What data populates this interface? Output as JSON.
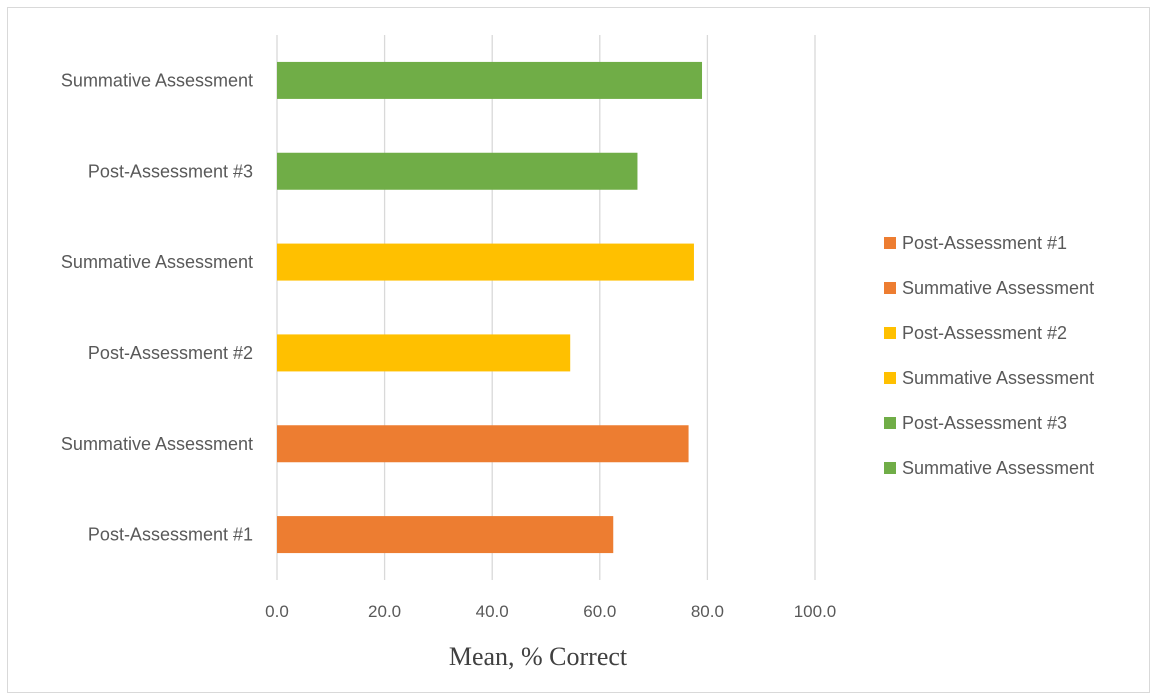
{
  "chart_data": {
    "type": "bar",
    "orientation": "horizontal",
    "categories": [
      "Post-Assessment #1",
      "Summative Assessment",
      "Post-Assessment #2",
      "Summative Assessment",
      "Post-Assessment #3",
      "Summative Assessment"
    ],
    "values": [
      62.5,
      76.5,
      54.5,
      77.5,
      67.0,
      79.0
    ],
    "bar_colors": [
      "#ED7D31",
      "#ED7D31",
      "#FFC000",
      "#FFC000",
      "#70AD47",
      "#70AD47"
    ],
    "xlabel": "Mean, % Correct",
    "xlim": [
      0,
      100
    ],
    "xticks": [
      "0.0",
      "20.0",
      "40.0",
      "60.0",
      "80.0",
      "100.0"
    ],
    "grid": true,
    "legend_position": "right",
    "legend": [
      {
        "label": "Post-Assessment #1",
        "color": "#ED7D31"
      },
      {
        "label": "Summative Assessment",
        "color": "#ED7D31"
      },
      {
        "label": "Post-Assessment #2",
        "color": "#FFC000"
      },
      {
        "label": "Summative Assessment",
        "color": "#FFC000"
      },
      {
        "label": "Post-Assessment #3",
        "color": "#70AD47"
      },
      {
        "label": "Summative Assessment",
        "color": "#70AD47"
      }
    ]
  }
}
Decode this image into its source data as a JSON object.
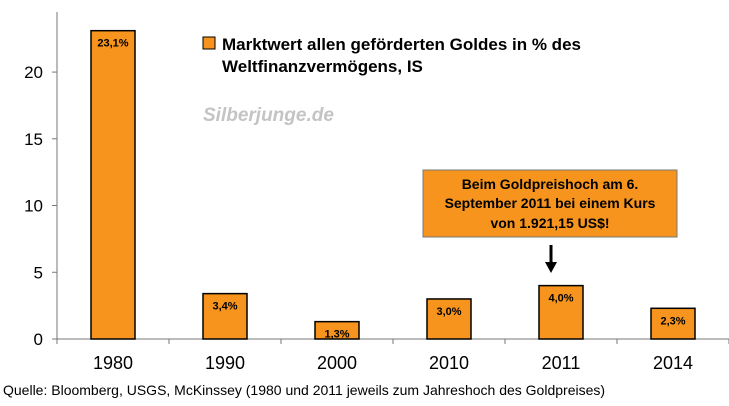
{
  "colors": {
    "bar_fill": "#f7941d",
    "bar_stroke": "#000000",
    "box_fill": "#f7941d"
  },
  "chart_data": {
    "type": "bar",
    "categories": [
      "1980",
      "1990",
      "2000",
      "2010",
      "2011",
      "2014"
    ],
    "values": [
      23.1,
      3.4,
      1.3,
      3.0,
      4.0,
      2.3
    ],
    "data_labels": [
      "23,1%",
      "3,4%",
      "1,3%",
      "3,0%",
      "4,0%",
      "2,3%"
    ],
    "ylim": [
      0,
      24.5
    ],
    "yticks": [
      0,
      5,
      10,
      15,
      20
    ],
    "legend": {
      "label_line1": "Marktwert allen geförderten Goldes in % des",
      "label_line2": "Weltfinanzvermögens, IS",
      "placement": "top-right"
    },
    "watermark": "Silberjunge.de",
    "annotation": {
      "category": "2011",
      "lines": [
        "Beim Goldpreishoch am 6.",
        "September 2011 bei einem Kurs",
        "von 1.921,15 US$!"
      ]
    }
  },
  "source": "Quelle: Bloomberg, USGS, McKinssey (1980 und 2011 jeweils zum Jahreshoch des Goldpreises)"
}
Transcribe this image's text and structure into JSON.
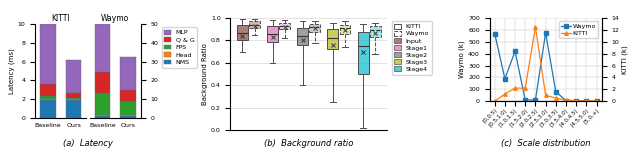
{
  "chart_data": [
    {
      "type": "bar",
      "stacked": true,
      "title": "KITTI",
      "ylabel": "Latency (ms)",
      "caption": "(a)  Latency",
      "categories": [
        "Baseline",
        "Ours"
      ],
      "series": [
        {
          "name": "NMS",
          "color": "#1f77b4",
          "values": [
            1.9,
            1.9
          ]
        },
        {
          "name": "Head",
          "color": "#ff7f0e",
          "values": [
            0.15,
            0.1
          ]
        },
        {
          "name": "FPS",
          "color": "#2ca02c",
          "values": [
            0.25,
            0.1
          ]
        },
        {
          "name": "Q & G",
          "color": "#d62728",
          "values": [
            1.3,
            0.6
          ]
        },
        {
          "name": "MLP",
          "color": "#9467bd",
          "values": [
            6.4,
            3.5
          ]
        }
      ],
      "ylim": [
        0,
        10
      ],
      "yticks": [
        0,
        2,
        4,
        6,
        8,
        10
      ]
    },
    {
      "type": "bar",
      "stacked": true,
      "title": "Waymo",
      "legend": "upper left",
      "categories": [
        "Baseline",
        "Ours"
      ],
      "series": [
        {
          "name": "NMS",
          "color": "#1f77b4",
          "values": [
            1.0,
            1.0
          ]
        },
        {
          "name": "Head",
          "color": "#ff7f0e",
          "values": [
            0.5,
            0.3
          ]
        },
        {
          "name": "FPS",
          "color": "#2ca02c",
          "values": [
            12.0,
            7.5
          ]
        },
        {
          "name": "Q & G",
          "color": "#d62728",
          "values": [
            11.0,
            6.0
          ]
        },
        {
          "name": "MLP",
          "color": "#9467bd",
          "values": [
            25.5,
            17.7
          ]
        }
      ],
      "ylim": [
        0,
        50
      ],
      "yticks": [
        0,
        10,
        20,
        30,
        40,
        50
      ]
    },
    {
      "type": "box",
      "ylabel": "Background Ratio",
      "caption": "(b)  Background ratio",
      "grid": "y",
      "legend": "upper left",
      "tick_labels": "y",
      "categories": [
        "Input",
        "Stage1",
        "Stage2",
        "Stage3",
        "Stage4"
      ],
      "colors": [
        "#8c564b",
        "#e377c2",
        "#7f7f7f",
        "#bcbd22",
        "#17becf"
      ],
      "series": [
        {
          "name": "KITTI",
          "line_style": "solid",
          "values": [
            {
              "med": 0.87,
              "q1": 0.8,
              "q3": 0.94,
              "whislo": 0.7,
              "whishi": 0.99,
              "mean": 0.84
            },
            {
              "med": 0.86,
              "q1": 0.79,
              "q3": 0.93,
              "whislo": 0.6,
              "whishi": 0.98,
              "mean": 0.83
            },
            {
              "med": 0.84,
              "q1": 0.76,
              "q3": 0.91,
              "whislo": 0.4,
              "whishi": 0.97,
              "mean": 0.8
            },
            {
              "med": 0.82,
              "q1": 0.72,
              "q3": 0.9,
              "whislo": 0.25,
              "whishi": 0.96,
              "mean": 0.76
            },
            {
              "med": 0.75,
              "q1": 0.5,
              "q3": 0.88,
              "whislo": 0.02,
              "whishi": 0.95,
              "mean": 0.7
            }
          ]
        },
        {
          "name": "Waymo",
          "line_style": "dashed",
          "values": [
            {
              "med": 0.94,
              "q1": 0.91,
              "q3": 0.97,
              "whislo": 0.85,
              "whishi": 0.99,
              "mean": 0.93
            },
            {
              "med": 0.93,
              "q1": 0.9,
              "q3": 0.96,
              "whislo": 0.82,
              "whishi": 0.98,
              "mean": 0.92
            },
            {
              "med": 0.92,
              "q1": 0.88,
              "q3": 0.95,
              "whislo": 0.78,
              "whishi": 0.97,
              "mean": 0.91
            },
            {
              "med": 0.91,
              "q1": 0.86,
              "q3": 0.94,
              "whislo": 0.74,
              "whishi": 0.97,
              "mean": 0.89
            },
            {
              "med": 0.89,
              "q1": 0.83,
              "q3": 0.93,
              "whislo": 0.68,
              "whishi": 0.96,
              "mean": 0.87
            }
          ]
        }
      ],
      "ylim": [
        0,
        1.0
      ],
      "yticks": [
        {
          "value": 0,
          "label": "0.0"
        },
        0.2,
        0.4,
        0.6,
        0.8,
        {
          "value": 1.0,
          "label": "1.0"
        }
      ]
    },
    {
      "type": "line",
      "ylabel": "Waymo (k)",
      "y2label": "KITTI (k)",
      "caption": "(c)  Scale distribution",
      "grid": true,
      "legend": "upper right",
      "categories": [
        "[0,0.5)",
        "[0.5,1.0)",
        "[1.0,1.5)",
        "[1.5,2.0)",
        "[2.0,2.5)",
        "[2.5,3.0)",
        "[3.0,3.5)",
        "[3.5,4.0)",
        "[4.0,4.5)",
        "[4.5,5.0)",
        "[5.0,+)"
      ],
      "series": [
        {
          "name": "Waymo",
          "color": "#1f77b4",
          "marker": "square",
          "values": [
            570,
            190,
            420,
            10,
            10,
            575,
            80,
            5,
            3,
            2,
            2
          ]
        },
        {
          "name": "KITTI",
          "axis": "y2",
          "color": "#ff7f0e",
          "marker": "triangle",
          "values": [
            0.0,
            1.2,
            2.2,
            2.2,
            12.5,
            1.0,
            0.5,
            0.2,
            0.05,
            0.02,
            0.02
          ]
        }
      ],
      "ylim": [
        0,
        700
      ],
      "yticks": [
        0,
        100,
        200,
        300,
        400,
        500,
        600,
        700
      ],
      "y2lim": [
        0,
        14
      ],
      "y2ticks": [
        0,
        2,
        4,
        6,
        8,
        10,
        12,
        14
      ]
    }
  ]
}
■ ■ ■ ■
→ EXERCISE DESCRIPTION:
Scan the material above. Copy each line where "source" occurs.

→ OUTPUT OF THE EXERCISE:
Decode this image into its source data as a JSON object.
  "source": "Quelle: Bloomberg, USGS, McKinssey (1980 und 2011 jeweils zum Jahreshoch des Goldpreises)"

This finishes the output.